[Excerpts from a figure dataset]
━━━━━━━━

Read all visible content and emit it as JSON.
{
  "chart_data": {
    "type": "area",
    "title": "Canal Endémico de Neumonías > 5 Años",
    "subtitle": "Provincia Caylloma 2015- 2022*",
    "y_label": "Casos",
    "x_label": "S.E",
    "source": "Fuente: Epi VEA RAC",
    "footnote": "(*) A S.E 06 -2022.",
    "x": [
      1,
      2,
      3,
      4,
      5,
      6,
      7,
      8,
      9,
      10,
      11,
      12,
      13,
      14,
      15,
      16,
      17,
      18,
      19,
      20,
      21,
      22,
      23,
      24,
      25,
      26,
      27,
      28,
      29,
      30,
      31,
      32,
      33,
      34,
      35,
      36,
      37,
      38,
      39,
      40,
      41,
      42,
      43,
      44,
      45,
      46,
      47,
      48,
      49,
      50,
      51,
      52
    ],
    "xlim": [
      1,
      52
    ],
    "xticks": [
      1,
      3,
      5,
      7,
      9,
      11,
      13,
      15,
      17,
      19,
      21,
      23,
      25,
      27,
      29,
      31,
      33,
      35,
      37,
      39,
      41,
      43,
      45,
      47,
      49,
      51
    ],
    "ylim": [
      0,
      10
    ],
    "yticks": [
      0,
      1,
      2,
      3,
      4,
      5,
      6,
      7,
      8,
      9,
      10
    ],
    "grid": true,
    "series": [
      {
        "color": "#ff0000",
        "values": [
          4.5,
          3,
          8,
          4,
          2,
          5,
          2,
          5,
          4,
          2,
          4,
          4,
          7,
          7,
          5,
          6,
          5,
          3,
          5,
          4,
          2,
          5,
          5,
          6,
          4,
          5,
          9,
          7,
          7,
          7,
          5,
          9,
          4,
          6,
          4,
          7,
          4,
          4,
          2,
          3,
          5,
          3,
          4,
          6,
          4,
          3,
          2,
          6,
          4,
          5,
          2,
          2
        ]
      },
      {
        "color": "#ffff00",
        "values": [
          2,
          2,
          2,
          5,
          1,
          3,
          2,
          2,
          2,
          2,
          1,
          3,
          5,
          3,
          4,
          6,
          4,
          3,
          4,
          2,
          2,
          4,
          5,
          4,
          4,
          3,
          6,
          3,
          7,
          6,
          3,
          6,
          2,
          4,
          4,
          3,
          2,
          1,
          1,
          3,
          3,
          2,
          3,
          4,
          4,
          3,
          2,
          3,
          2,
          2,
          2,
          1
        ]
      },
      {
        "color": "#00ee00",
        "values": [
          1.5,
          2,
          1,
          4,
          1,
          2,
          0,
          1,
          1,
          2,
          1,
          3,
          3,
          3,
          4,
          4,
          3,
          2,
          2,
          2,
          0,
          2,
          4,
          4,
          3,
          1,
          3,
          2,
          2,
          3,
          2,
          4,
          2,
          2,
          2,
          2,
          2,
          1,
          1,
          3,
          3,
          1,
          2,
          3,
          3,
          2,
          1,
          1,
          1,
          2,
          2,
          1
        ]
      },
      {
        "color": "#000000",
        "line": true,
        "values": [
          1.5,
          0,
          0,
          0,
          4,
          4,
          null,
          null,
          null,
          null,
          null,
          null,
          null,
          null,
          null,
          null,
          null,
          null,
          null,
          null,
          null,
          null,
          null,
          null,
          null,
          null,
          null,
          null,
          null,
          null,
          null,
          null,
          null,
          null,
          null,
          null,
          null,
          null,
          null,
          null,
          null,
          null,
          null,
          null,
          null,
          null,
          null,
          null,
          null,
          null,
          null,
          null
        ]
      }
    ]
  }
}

━━━━━━━━

_Aim_. Within the data above, pick out all lines holding the word "color".

_Answer to this task_.
        "color": "#ff0000",
        "color": "#ffff00",
        "color": "#00ee00",
        "color": "#000000",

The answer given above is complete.